---------- Records ----------

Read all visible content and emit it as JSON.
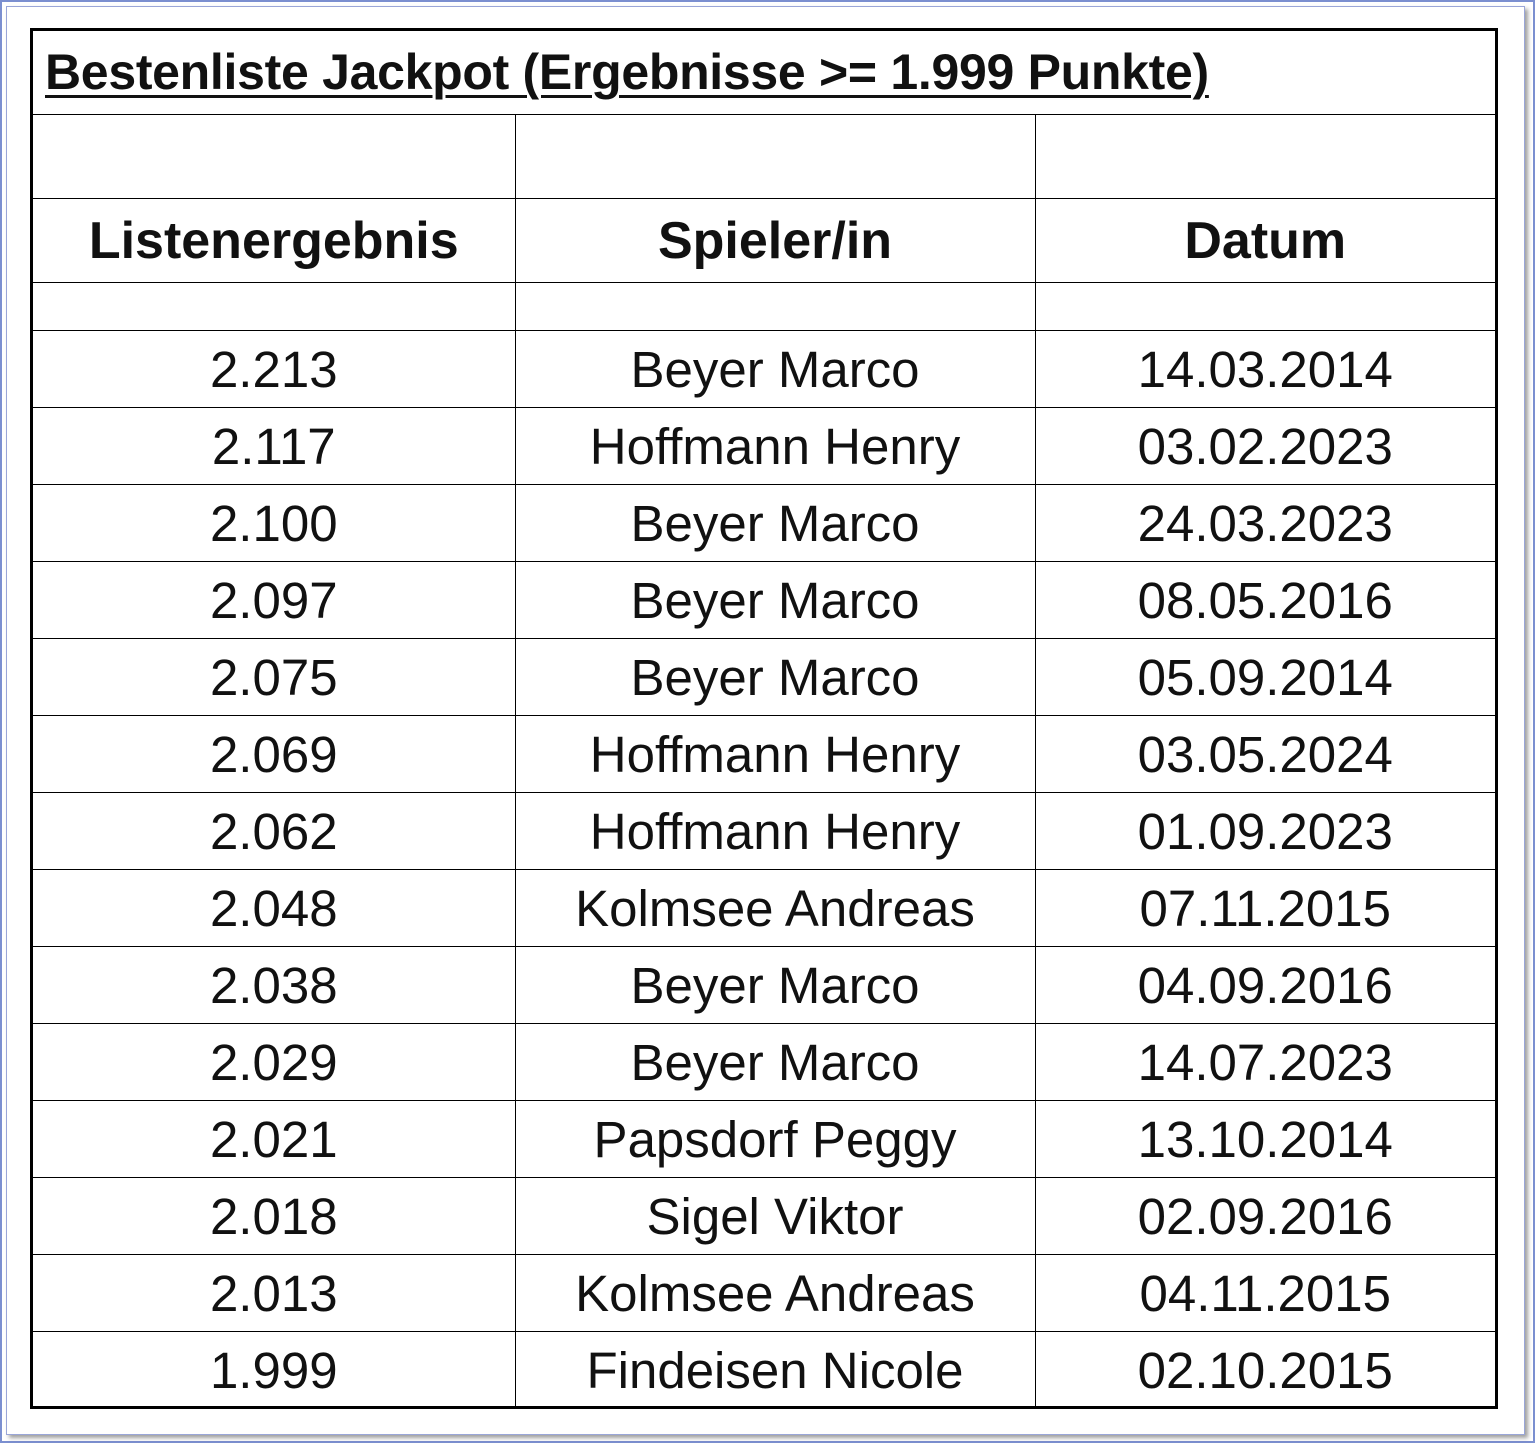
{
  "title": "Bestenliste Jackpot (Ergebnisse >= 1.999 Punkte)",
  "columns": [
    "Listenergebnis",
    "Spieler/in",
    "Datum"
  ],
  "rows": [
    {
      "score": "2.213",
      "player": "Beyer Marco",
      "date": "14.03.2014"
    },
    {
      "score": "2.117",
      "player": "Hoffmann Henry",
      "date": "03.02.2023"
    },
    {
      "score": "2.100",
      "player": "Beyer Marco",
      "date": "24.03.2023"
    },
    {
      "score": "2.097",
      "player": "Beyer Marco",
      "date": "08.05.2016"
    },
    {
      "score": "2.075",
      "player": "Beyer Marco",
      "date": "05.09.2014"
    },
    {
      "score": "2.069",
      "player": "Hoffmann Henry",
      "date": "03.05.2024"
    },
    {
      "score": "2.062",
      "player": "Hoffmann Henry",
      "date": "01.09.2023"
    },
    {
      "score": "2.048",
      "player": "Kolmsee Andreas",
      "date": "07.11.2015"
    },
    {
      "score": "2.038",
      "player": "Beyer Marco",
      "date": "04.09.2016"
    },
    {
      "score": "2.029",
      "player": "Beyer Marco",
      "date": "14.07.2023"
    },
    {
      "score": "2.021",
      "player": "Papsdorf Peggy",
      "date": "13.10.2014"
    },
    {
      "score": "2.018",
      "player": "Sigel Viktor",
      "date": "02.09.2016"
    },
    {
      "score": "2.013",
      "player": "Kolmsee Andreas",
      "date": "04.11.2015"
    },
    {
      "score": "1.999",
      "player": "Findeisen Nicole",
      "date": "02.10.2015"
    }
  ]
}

----------

Problem details:
The records above need to be restated word for word, with the pictures left out.

Solution below:
Read all visible content and emit it as JSON.
{
  "title": "Bestenliste Jackpot (Ergebnisse >= 1.999 Punkte)",
  "columns": [
    "Listenergebnis",
    "Spieler/in",
    "Datum"
  ],
  "rows": [
    {
      "score": "2.213",
      "player": "Beyer Marco",
      "date": "14.03.2014"
    },
    {
      "score": "2.117",
      "player": "Hoffmann Henry",
      "date": "03.02.2023"
    },
    {
      "score": "2.100",
      "player": "Beyer Marco",
      "date": "24.03.2023"
    },
    {
      "score": "2.097",
      "player": "Beyer Marco",
      "date": "08.05.2016"
    },
    {
      "score": "2.075",
      "player": "Beyer Marco",
      "date": "05.09.2014"
    },
    {
      "score": "2.069",
      "player": "Hoffmann Henry",
      "date": "03.05.2024"
    },
    {
      "score": "2.062",
      "player": "Hoffmann Henry",
      "date": "01.09.2023"
    },
    {
      "score": "2.048",
      "player": "Kolmsee Andreas",
      "date": "07.11.2015"
    },
    {
      "score": "2.038",
      "player": "Beyer Marco",
      "date": "04.09.2016"
    },
    {
      "score": "2.029",
      "player": "Beyer Marco",
      "date": "14.07.2023"
    },
    {
      "score": "2.021",
      "player": "Papsdorf Peggy",
      "date": "13.10.2014"
    },
    {
      "score": "2.018",
      "player": "Sigel Viktor",
      "date": "02.09.2016"
    },
    {
      "score": "2.013",
      "player": "Kolmsee Andreas",
      "date": "04.11.2015"
    },
    {
      "score": "1.999",
      "player": "Findeisen Nicole",
      "date": "02.10.2015"
    }
  ]
}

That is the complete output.